Challenge: Reproduce the listing below exactly, minus its pictures.

Data listing:
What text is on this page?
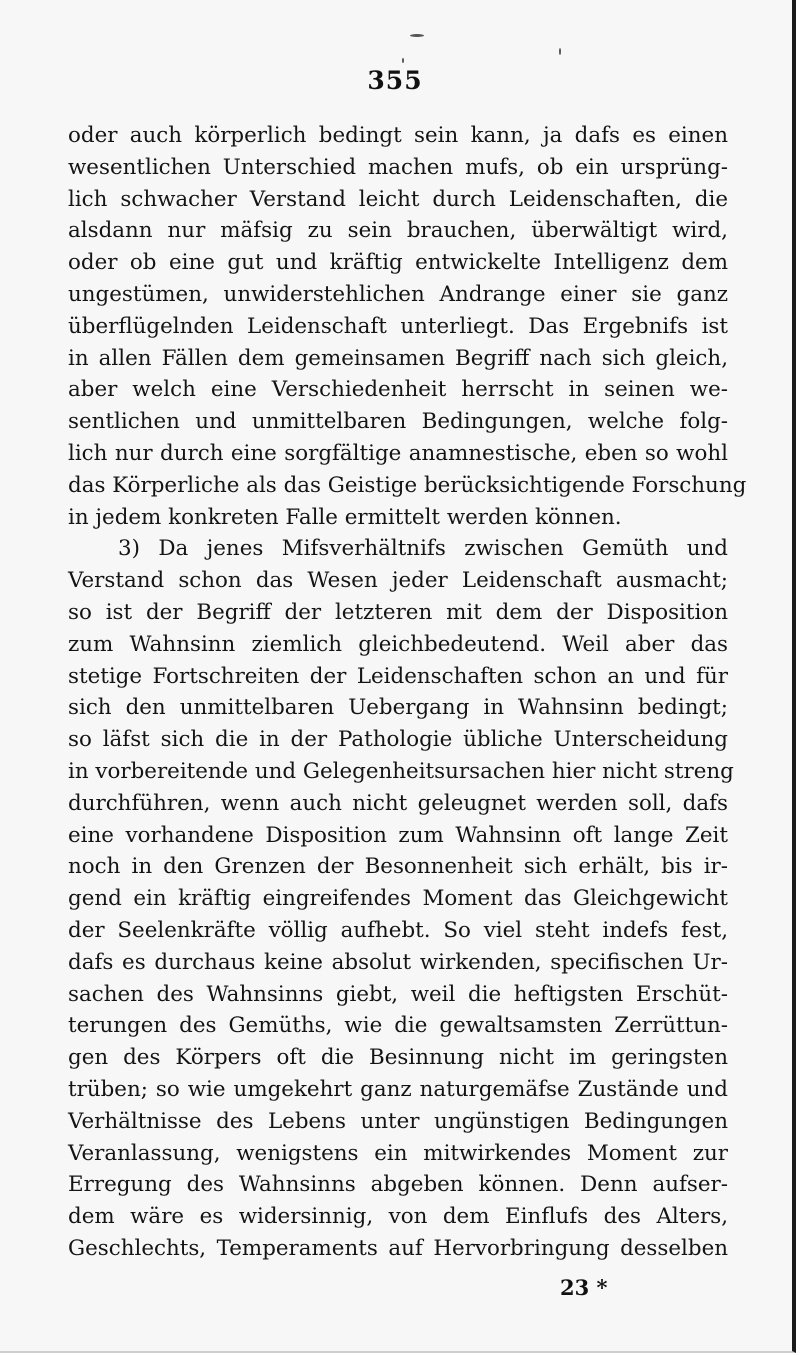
355
oder auch körperlich bedingt sein kann, ja dafs es einen
wesentlichen Unterschied machen mufs, ob ein ursprüng-
lich schwacher Verstand leicht durch Leidenschaften, die
alsdann nur mäfsig zu sein brauchen, überwältigt wird,
oder ob eine gut und kräftig entwickelte Intelligenz dem
ungestümen, unwiderstehlichen Andrange einer sie ganz
überflügelnden Leidenschaft unterliegt. Das Ergebnifs ist
in allen Fällen dem gemeinsamen Begriff nach sich gleich,
aber welch eine Verschiedenheit herrscht in seinen we-
sentlichen und unmittelbaren Bedingungen, welche folg-
lich nur durch eine sorgfältige anamnestische, eben so wohl
das Körperliche als das Geistige berücksichtigende Forschung
in jedem konkreten Falle ermittelt werden können.
3) Da jenes Mifsverhältnifs zwischen Gemüth und
Verstand schon das Wesen jeder Leidenschaft ausmacht;
so ist der Begriff der letzteren mit dem der Disposition
zum Wahnsinn ziemlich gleichbedeutend. Weil aber das
stetige Fortschreiten der Leidenschaften schon an und für
sich den unmittelbaren Uebergang in Wahnsinn bedingt;
so läfst sich die in der Pathologie übliche Unterscheidung
in vorbereitende und Gelegenheitsursachen hier nicht streng
durchführen, wenn auch nicht geleugnet werden soll, dafs
eine vorhandene Disposition zum Wahnsinn oft lange Zeit
noch in den Grenzen der Besonnenheit sich erhält, bis ir-
gend ein kräftig eingreifendes Moment das Gleichgewicht
der Seelenkräfte völlig aufhebt. So viel steht indefs fest,
dafs es durchaus keine absolut wirkenden, specifischen Ur-
sachen des Wahnsinns giebt, weil die heftigsten Erschüt-
terungen des Gemüths, wie die gewaltsamsten Zerrüttun-
gen des Körpers oft die Besinnung nicht im geringsten
trüben; so wie umgekehrt ganz naturgemäfse Zustände und
Verhältnisse des Lebens unter ungünstigen Bedingungen
Veranlassung, wenigstens ein mitwirkendes Moment zur
Erregung des Wahnsinns abgeben können. Denn aufser-
dem wäre es widersinnig, von dem Einflufs des Alters,
Geschlechts, Temperaments auf Hervorbringung desselben
23 *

Expected answer:
What text is on this page?
355
oder auch körperlich bedingt sein kann, ja dafs es einen
wesentlichen Unterschied machen mufs, ob ein ursprüng-
lich schwacher Verstand leicht durch Leidenschaften, die
alsdann nur mäfsig zu sein brauchen, überwältigt wird,
oder ob eine gut und kräftig entwickelte Intelligenz dem
ungestümen, unwiderstehlichen Andrange einer sie ganz
überflügelnden Leidenschaft unterliegt. Das Ergebnifs ist
in allen Fällen dem gemeinsamen Begriff nach sich gleich,
aber welch eine Verschiedenheit herrscht in seinen we-
sentlichen und unmittelbaren Bedingungen, welche folg-
lich nur durch eine sorgfältige anamnestische, eben so wohl
das Körperliche als das Geistige berücksichtigende Forschung
in jedem konkreten Falle ermittelt werden können.
3) Da jenes Mifsverhältnifs zwischen Gemüth und
Verstand schon das Wesen jeder Leidenschaft ausmacht;
so ist der Begriff der letzteren mit dem der Disposition
zum Wahnsinn ziemlich gleichbedeutend. Weil aber das
stetige Fortschreiten der Leidenschaften schon an und für
sich den unmittelbaren Uebergang in Wahnsinn bedingt;
so läfst sich die in der Pathologie übliche Unterscheidung
in vorbereitende und Gelegenheitsursachen hier nicht streng
durchführen, wenn auch nicht geleugnet werden soll, dafs
eine vorhandene Disposition zum Wahnsinn oft lange Zeit
noch in den Grenzen der Besonnenheit sich erhält, bis ir-
gend ein kräftig eingreifendes Moment das Gleichgewicht
der Seelenkräfte völlig aufhebt. So viel steht indefs fest,
dafs es durchaus keine absolut wirkenden, specifischen Ur-
sachen des Wahnsinns giebt, weil die heftigsten Erschüt-
terungen des Gemüths, wie die gewaltsamsten Zerrüttun-
gen des Körpers oft die Besinnung nicht im geringsten
trüben; so wie umgekehrt ganz naturgemäfse Zustände und
Verhältnisse des Lebens unter ungünstigen Bedingungen
Veranlassung, wenigstens ein mitwirkendes Moment zur
Erregung des Wahnsinns abgeben können. Denn aufser-
dem wäre es widersinnig, von dem Einflufs des Alters,
Geschlechts, Temperaments auf Hervorbringung desselben
23 *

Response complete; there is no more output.